■ Supplied records:
- - -

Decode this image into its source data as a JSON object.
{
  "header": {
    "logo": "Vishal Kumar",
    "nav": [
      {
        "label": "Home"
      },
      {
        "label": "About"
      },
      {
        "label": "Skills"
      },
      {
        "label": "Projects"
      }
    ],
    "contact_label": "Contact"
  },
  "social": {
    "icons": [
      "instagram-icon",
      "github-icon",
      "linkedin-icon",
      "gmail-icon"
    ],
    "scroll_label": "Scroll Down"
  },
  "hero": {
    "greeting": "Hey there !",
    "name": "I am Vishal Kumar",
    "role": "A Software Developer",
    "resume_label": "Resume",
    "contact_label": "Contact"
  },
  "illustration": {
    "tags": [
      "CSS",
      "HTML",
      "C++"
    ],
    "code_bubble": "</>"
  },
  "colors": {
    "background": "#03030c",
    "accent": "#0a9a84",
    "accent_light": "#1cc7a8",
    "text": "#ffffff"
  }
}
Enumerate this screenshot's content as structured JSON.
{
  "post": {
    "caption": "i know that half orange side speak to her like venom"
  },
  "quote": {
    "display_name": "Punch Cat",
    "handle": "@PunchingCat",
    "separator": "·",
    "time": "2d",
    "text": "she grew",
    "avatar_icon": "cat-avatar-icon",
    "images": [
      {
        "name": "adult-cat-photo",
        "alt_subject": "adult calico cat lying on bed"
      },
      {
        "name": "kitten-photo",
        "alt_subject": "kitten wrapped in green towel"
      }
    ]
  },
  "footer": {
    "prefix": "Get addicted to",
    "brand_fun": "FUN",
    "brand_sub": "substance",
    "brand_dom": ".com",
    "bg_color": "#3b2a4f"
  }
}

- - -

■ Written request:
Produce an exact copy of the whole listing.

■ Full answer:
Decode this image into its source data as a JSON object.
{
  "header": {
    "logo": "Vishal Kumar",
    "nav": [
      {
        "label": "Home"
      },
      {
        "label": "About"
      },
      {
        "label": "Skills"
      },
      {
        "label": "Projects"
      }
    ],
    "contact_label": "Contact"
  },
  "social": {
    "icons": [
      "instagram-icon",
      "github-icon",
      "linkedin-icon",
      "gmail-icon"
    ],
    "scroll_label": "Scroll Down"
  },
  "hero": {
    "greeting": "Hey there !",
    "name": "I am Vishal Kumar",
    "role": "A Software Developer",
    "resume_label": "Resume",
    "contact_label": "Contact"
  },
  "illustration": {
    "tags": [
      "CSS",
      "HTML",
      "C++"
    ],
    "code_bubble": "</>"
  },
  "colors": {
    "background": "#03030c",
    "accent": "#0a9a84",
    "accent_light": "#1cc7a8",
    "text": "#ffffff"
  }
}
Enumerate this screenshot's content as structured JSON.
{
  "post": {
    "caption": "i know that half orange side speak to her like venom"
  },
  "quote": {
    "display_name": "Punch Cat",
    "handle": "@PunchingCat",
    "separator": "·",
    "time": "2d",
    "text": "she grew",
    "avatar_icon": "cat-avatar-icon",
    "images": [
      {
        "name": "adult-cat-photo",
        "alt_subject": "adult calico cat lying on bed"
      },
      {
        "name": "kitten-photo",
        "alt_subject": "kitten wrapped in green towel"
      }
    ]
  },
  "footer": {
    "prefix": "Get addicted to",
    "brand_fun": "FUN",
    "brand_sub": "substance",
    "brand_dom": ".com",
    "bg_color": "#3b2a4f"
  }
}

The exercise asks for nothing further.